In accordance with legal requirements in the various jurisdictions in which they operate, and their own Conflicts of Interest policies, all subsidiaries of Aberdeen Asset Management PLC, (together Aberdeen), have in place arrangements to identify and manage Conflicts of Interest that may arise between them and their clients or between their different clients. Where Aberdeen does not consider that these arrangements are sufficient to manage a particular conflict, it will inform the relevant client(s) of the nature of the conflict so that the client(s) may decide how to proceed.
The portfolio managers’ management of “other accounts”, including (1) mutual funds; (2) other pooled investment vehicles; and (3) other accounts that may pay advisory fees that are based on account performance (“performance-based fees”), may give rise to potential conflicts of interest in connection with their management of a Fund’s investments, on the one hand, and the investments of the other accounts, on the other. The other accounts may have the same investment objective as a Fund. Therefore, a potential conflict of interest may arise
as a result of the identical investment objectives, whereby the portfolio manager could favor one account over another. However, Aberdeen believes that these risks are mitigated by the fact that: (i) accounts with like investment strategies managed by a particular portfolio manager are generally managed in a similar fashion, subject to exceptions to account for particular investment restrictions or policies applicable only to certain accounts, differences in cash flows and account sizes, and similar factors; and (ii) portfolio manager personal trading is monitored to avoid potential conflicts. In addition, Aberdeen has adopted trade allocation procedures that require equitable allocation of trade orders for a particular security among participating accounts.
In some cases, another account managed by the same portfolio manager may compensate Aberdeen based on the performance of the portfolio held by that account. The existence of such performance-based fees may create additional conflicts of interest for the portfolio manager in the allocation of management time, resources and investment opportunities.
Another potential conflict could include instances in which securities considered as investments for a Fund also may be appropriate for other investment accounts managed by Aberdeen or its affiliates. Whenever decisions are made to buy or sell securities by the Fund and one or more of the other accounts simultaneously, Aberdeen may aggregate the purchases and sales of the securities and will allocate the securities transactions in a manner that it believes to be equitable under the circumstances. As a result of the allocations, there may be instances where the Fund will not participate in a transaction that is allocated among other accounts. While these aggregation and allocation policies could have a detrimental effect on the price or amount of the securities available to a Fund from time to time, it is the opinion of Aberdeen that the benefits from the Aberdeen organization outweigh any disadvantage that may arise from exposure to simultaneous transactions. Aberdeen has adopted policies that are designed to eliminate or minimize conflicts of interest, although there is no guarantee that procedures adopted under such policies will detect each and every situation in which a conflict arises.

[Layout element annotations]

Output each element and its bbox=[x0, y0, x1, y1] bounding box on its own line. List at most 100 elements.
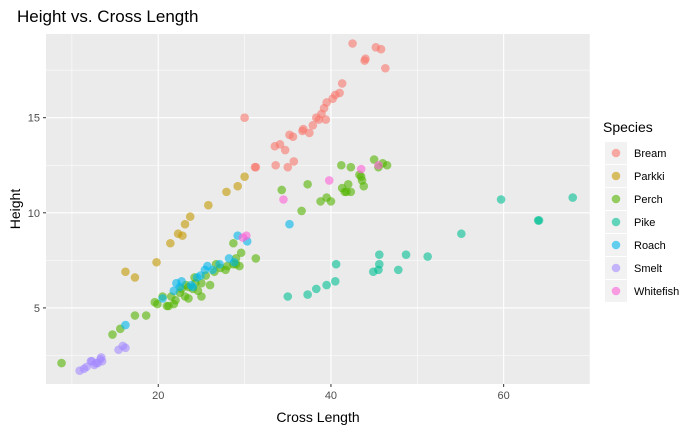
data-point bbox=[381, 63, 390, 73]
data-point bbox=[376, 44, 386, 54]
data-point bbox=[298, 126, 307, 136]
series-parkki bbox=[121, 172, 249, 282]
data-point bbox=[297, 206, 306, 216]
data-point bbox=[229, 257, 239, 267]
data-point bbox=[361, 54, 370, 64]
legend-symbol bbox=[611, 194, 621, 204]
legend-symbol bbox=[611, 263, 621, 273]
data-point bbox=[223, 261, 232, 271]
data-point bbox=[242, 231, 251, 240]
chart-title: Height vs. Cross Length bbox=[17, 7, 198, 26]
data-point bbox=[374, 160, 383, 170]
data-point bbox=[348, 39, 357, 48]
data-point bbox=[375, 250, 384, 259]
legend-item-pike: Pike bbox=[605, 211, 655, 233]
data-point bbox=[204, 200, 213, 210]
x-tick-label: 20 bbox=[152, 390, 164, 402]
data-point bbox=[317, 109, 326, 119]
data-point bbox=[322, 98, 331, 107]
data-point bbox=[375, 259, 384, 269]
data-point bbox=[324, 176, 334, 185]
data-point bbox=[141, 311, 151, 320]
data-point bbox=[280, 145, 290, 155]
data-point bbox=[197, 292, 206, 301]
data-point bbox=[166, 238, 175, 248]
data-point bbox=[208, 265, 217, 275]
series-pike bbox=[283, 193, 578, 301]
series-whitefish bbox=[238, 160, 383, 242]
data-point bbox=[222, 187, 231, 197]
data-point bbox=[322, 280, 331, 290]
data-point bbox=[130, 273, 140, 282]
legend-symbol bbox=[611, 217, 621, 227]
data-point bbox=[108, 330, 117, 339]
minor-gridlines bbox=[46, 34, 591, 384]
data-point bbox=[251, 254, 261, 263]
legend-title: Species bbox=[603, 119, 653, 135]
data-point bbox=[91, 358, 101, 368]
data-point bbox=[289, 157, 299, 166]
legend-item-whitefish: Whitefish bbox=[605, 280, 679, 302]
x-tick-label: 40 bbox=[325, 390, 337, 402]
data-point bbox=[236, 248, 246, 258]
data-point bbox=[118, 341, 128, 351]
data-point bbox=[215, 259, 224, 269]
legend-label: Parkki bbox=[634, 171, 665, 183]
data-point bbox=[308, 121, 318, 130]
legend-item-roach: Roach bbox=[605, 234, 666, 256]
legend-symbol bbox=[611, 240, 621, 250]
data-point bbox=[331, 259, 341, 269]
data-point bbox=[337, 79, 347, 88]
plot-panel bbox=[46, 34, 590, 384]
data-point bbox=[177, 276, 186, 286]
legend-label: Pike bbox=[634, 217, 655, 229]
legend-symbol bbox=[611, 171, 621, 181]
data-point bbox=[270, 141, 280, 151]
data-point bbox=[285, 219, 294, 229]
legend-item-parkki: Parkki bbox=[605, 165, 665, 187]
data-point bbox=[178, 231, 187, 240]
data-point bbox=[153, 299, 162, 309]
data-point bbox=[288, 132, 298, 142]
legend-label: Bream bbox=[634, 148, 666, 160]
data-point bbox=[277, 185, 287, 195]
legend-item-perch: Perch bbox=[605, 188, 663, 210]
y-tick-label: 10 bbox=[28, 208, 40, 220]
series-bream bbox=[240, 39, 390, 172]
data-point bbox=[326, 197, 336, 206]
data-point bbox=[240, 172, 249, 181]
legend-label: Smelt bbox=[634, 263, 662, 275]
data-point bbox=[152, 257, 161, 267]
data-point bbox=[311, 284, 321, 294]
data-point bbox=[534, 216, 544, 225]
series-smelt bbox=[75, 341, 130, 375]
data-point bbox=[283, 292, 293, 301]
data-point bbox=[305, 128, 314, 138]
data-point bbox=[121, 267, 130, 277]
legend-item-smelt: Smelt bbox=[605, 257, 662, 279]
data-point bbox=[130, 311, 140, 320]
legend-label: Perch bbox=[634, 194, 663, 206]
data-point bbox=[303, 290, 312, 299]
data-point bbox=[343, 179, 353, 189]
data-point bbox=[401, 250, 411, 259]
data-point bbox=[158, 294, 167, 303]
y-tick-label: 5 bbox=[34, 303, 40, 315]
data-point bbox=[335, 88, 344, 98]
legend-label: Whitefish bbox=[634, 286, 679, 298]
data-point bbox=[330, 276, 340, 286]
data-point bbox=[303, 179, 312, 189]
data-point bbox=[205, 280, 215, 290]
legend: Species Bream Parkki Perch Pike Roach Smelt Wh… bbox=[603, 119, 679, 302]
x-axis-title: Cross Length bbox=[276, 409, 359, 425]
data-point bbox=[251, 162, 261, 172]
x-tick-label: 60 bbox=[498, 390, 510, 402]
data-point bbox=[57, 358, 66, 368]
data-point bbox=[394, 265, 403, 275]
legend-symbol bbox=[611, 286, 621, 296]
y-tick-label: 15 bbox=[28, 113, 40, 125]
data-point bbox=[279, 195, 288, 204]
data-points bbox=[57, 39, 578, 375]
data-point bbox=[457, 229, 466, 239]
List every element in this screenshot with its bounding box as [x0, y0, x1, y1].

_Given instruction_.
In the passage on conflicts of interest, retype everything from "In accordance with" down to "how to proceed.".

_Finished task_.
In accordance with legal requirements in the various jurisdictions in which they operate, and their own Conflicts of Interest policies, all subsidiaries of Aberdeen Asset Management PLC, (together Aberdeen), have in place arrangements to identify and manage Conflicts of Interest that may arise between them and their clients or between their different clients. Where Aberdeen does not consider that these arrangements are sufficient to manage a particular conflict, it will inform the relevant client(s) of the nature of the conflict so that the client(s) may decide how to proceed.